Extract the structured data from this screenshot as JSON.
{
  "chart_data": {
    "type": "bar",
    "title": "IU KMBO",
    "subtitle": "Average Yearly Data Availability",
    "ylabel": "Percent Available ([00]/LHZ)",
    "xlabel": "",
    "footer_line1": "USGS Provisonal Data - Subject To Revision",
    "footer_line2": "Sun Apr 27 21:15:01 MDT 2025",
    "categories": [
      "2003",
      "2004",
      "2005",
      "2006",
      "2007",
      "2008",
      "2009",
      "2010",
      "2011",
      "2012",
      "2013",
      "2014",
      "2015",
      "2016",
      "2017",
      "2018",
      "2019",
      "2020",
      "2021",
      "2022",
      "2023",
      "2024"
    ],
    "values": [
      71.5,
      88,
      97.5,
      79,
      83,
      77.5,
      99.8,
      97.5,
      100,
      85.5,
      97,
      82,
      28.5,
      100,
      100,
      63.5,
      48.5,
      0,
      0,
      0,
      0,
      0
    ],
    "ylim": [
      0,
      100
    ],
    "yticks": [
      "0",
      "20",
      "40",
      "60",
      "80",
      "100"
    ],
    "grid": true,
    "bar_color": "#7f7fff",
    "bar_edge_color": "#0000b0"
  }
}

• _EXERCISE DESCRIPTION_:
Faithfully reproduce all of the records, character for character.

• _TASK RESULT_:
Extract the structured data from this screenshot as JSON.
{
  "chart_data": {
    "type": "bar",
    "title": "IU KMBO",
    "subtitle": "Average Yearly Data Availability",
    "ylabel": "Percent Available ([00]/LHZ)",
    "xlabel": "",
    "footer_line1": "USGS Provisonal Data - Subject To Revision",
    "footer_line2": "Sun Apr 27 21:15:01 MDT 2025",
    "categories": [
      "2003",
      "2004",
      "2005",
      "2006",
      "2007",
      "2008",
      "2009",
      "2010",
      "2011",
      "2012",
      "2013",
      "2014",
      "2015",
      "2016",
      "2017",
      "2018",
      "2019",
      "2020",
      "2021",
      "2022",
      "2023",
      "2024"
    ],
    "values": [
      71.5,
      88,
      97.5,
      79,
      83,
      77.5,
      99.8,
      97.5,
      100,
      85.5,
      97,
      82,
      28.5,
      100,
      100,
      63.5,
      48.5,
      0,
      0,
      0,
      0,
      0
    ],
    "ylim": [
      0,
      100
    ],
    "yticks": [
      "0",
      "20",
      "40",
      "60",
      "80",
      "100"
    ],
    "grid": true,
    "bar_color": "#7f7fff",
    "bar_edge_color": "#0000b0"
  }
}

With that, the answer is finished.